EXERCISE DETAILS - Each line of the data that includes the string "Zrušení" is to be copied out.

RECORDED INFORMATION -
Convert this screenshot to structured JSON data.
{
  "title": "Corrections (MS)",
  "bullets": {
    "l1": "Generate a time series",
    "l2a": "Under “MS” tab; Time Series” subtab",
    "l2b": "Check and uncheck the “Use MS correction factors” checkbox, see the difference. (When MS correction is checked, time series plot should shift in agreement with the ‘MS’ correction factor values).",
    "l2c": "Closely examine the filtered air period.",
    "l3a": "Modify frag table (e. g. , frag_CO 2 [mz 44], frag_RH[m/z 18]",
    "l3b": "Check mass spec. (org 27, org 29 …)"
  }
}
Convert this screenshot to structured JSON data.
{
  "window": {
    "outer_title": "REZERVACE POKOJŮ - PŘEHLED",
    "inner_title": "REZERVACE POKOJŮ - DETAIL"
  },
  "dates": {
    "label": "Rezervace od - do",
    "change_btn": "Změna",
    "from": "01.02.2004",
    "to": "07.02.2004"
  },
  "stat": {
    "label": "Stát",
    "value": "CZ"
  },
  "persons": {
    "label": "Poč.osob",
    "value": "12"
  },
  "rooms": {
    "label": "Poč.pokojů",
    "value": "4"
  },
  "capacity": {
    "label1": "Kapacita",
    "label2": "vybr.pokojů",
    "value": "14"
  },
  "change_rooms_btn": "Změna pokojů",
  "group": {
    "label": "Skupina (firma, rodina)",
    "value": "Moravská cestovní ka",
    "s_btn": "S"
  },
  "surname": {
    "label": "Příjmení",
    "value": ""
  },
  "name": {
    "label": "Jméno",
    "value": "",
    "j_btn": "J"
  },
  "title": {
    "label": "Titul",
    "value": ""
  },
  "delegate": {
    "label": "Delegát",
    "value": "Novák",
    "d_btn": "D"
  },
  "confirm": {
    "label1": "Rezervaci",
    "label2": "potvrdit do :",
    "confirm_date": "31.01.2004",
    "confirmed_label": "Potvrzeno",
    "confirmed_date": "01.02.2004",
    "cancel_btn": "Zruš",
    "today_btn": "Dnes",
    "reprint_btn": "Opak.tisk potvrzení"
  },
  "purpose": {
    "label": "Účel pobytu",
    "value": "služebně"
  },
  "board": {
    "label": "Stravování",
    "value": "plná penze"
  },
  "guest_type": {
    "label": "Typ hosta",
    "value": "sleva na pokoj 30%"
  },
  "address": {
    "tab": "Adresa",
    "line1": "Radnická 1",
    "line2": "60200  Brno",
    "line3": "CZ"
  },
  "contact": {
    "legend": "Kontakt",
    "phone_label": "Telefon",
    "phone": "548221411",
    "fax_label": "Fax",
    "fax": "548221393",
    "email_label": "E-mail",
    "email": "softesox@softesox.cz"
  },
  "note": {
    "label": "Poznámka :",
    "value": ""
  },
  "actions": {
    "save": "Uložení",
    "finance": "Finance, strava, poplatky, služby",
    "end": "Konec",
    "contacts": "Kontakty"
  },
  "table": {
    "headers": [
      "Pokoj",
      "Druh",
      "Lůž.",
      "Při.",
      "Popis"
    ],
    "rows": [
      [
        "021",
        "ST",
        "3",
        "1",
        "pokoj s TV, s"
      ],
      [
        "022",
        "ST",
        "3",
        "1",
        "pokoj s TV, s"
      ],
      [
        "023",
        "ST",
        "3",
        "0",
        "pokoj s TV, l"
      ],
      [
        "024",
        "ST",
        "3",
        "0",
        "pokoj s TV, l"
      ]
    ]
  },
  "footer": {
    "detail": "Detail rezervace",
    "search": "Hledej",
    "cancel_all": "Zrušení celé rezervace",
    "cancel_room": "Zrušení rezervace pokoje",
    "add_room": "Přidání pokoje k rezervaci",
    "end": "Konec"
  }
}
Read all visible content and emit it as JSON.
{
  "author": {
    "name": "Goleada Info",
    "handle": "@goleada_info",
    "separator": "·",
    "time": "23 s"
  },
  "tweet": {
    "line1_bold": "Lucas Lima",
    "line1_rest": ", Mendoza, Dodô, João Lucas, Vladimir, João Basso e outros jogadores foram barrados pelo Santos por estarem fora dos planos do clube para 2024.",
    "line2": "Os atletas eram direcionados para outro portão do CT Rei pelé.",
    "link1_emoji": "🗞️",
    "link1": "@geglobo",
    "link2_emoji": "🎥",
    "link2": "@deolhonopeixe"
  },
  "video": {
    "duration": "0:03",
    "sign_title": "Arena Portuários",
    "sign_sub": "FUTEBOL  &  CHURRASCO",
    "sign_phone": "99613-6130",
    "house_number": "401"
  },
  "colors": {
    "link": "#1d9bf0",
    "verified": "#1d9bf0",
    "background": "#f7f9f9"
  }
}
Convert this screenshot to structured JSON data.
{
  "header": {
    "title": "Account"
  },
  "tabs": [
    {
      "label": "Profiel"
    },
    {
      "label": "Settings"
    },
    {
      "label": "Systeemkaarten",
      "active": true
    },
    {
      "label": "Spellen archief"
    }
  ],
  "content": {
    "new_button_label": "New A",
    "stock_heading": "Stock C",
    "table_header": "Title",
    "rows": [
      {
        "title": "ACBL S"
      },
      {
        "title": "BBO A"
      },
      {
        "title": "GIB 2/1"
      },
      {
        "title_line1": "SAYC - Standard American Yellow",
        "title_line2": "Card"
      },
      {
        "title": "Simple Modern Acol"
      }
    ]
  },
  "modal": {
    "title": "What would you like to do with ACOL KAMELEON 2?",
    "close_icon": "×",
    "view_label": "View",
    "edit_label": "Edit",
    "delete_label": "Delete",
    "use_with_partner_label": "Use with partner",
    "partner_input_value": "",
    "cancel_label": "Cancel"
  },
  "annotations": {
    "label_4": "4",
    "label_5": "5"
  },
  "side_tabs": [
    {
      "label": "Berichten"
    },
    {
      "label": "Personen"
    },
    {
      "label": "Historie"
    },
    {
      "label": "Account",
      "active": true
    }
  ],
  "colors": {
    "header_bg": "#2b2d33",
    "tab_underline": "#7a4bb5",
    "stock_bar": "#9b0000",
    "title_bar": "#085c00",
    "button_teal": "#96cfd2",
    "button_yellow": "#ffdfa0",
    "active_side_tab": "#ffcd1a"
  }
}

OUTPUT OF THE TASK -
    "cancel_all": "Zrušení celé rezervace",
    "cancel_room": "Zrušení rezervace pokoje",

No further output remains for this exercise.